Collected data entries
··········

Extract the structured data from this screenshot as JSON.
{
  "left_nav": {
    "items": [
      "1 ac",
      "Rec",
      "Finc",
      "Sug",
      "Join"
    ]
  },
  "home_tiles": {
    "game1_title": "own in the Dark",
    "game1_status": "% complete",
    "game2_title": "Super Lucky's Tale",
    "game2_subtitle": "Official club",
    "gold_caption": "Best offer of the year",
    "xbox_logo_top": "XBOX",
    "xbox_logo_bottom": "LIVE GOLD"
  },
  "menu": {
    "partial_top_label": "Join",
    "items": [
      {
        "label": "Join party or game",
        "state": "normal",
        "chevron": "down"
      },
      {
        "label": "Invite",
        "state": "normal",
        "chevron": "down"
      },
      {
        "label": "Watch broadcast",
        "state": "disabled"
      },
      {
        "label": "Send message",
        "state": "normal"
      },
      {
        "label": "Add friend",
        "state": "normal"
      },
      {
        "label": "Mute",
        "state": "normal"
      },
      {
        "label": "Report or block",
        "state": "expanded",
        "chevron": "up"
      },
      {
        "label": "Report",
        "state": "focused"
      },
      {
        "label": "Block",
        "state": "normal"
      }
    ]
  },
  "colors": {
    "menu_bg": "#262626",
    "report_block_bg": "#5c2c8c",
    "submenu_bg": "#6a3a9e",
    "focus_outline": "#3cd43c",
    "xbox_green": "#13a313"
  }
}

··········

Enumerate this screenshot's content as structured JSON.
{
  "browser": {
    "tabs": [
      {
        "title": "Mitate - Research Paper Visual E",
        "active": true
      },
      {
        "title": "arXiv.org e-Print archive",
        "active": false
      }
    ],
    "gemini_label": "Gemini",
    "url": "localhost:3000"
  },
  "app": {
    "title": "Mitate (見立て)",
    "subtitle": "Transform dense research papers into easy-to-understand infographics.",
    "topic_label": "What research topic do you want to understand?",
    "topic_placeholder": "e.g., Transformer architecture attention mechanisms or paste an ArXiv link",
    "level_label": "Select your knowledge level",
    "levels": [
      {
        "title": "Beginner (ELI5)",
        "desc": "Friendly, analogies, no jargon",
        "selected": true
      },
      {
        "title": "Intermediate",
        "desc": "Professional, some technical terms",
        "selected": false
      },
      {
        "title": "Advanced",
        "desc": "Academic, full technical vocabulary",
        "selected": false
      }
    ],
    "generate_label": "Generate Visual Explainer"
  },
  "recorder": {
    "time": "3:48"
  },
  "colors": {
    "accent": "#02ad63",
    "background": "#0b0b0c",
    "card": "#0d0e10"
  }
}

··········

== Set problem ==
Tell how many lines in the records above contain "screenshot", giving the number and no other words.

== Task response ==
2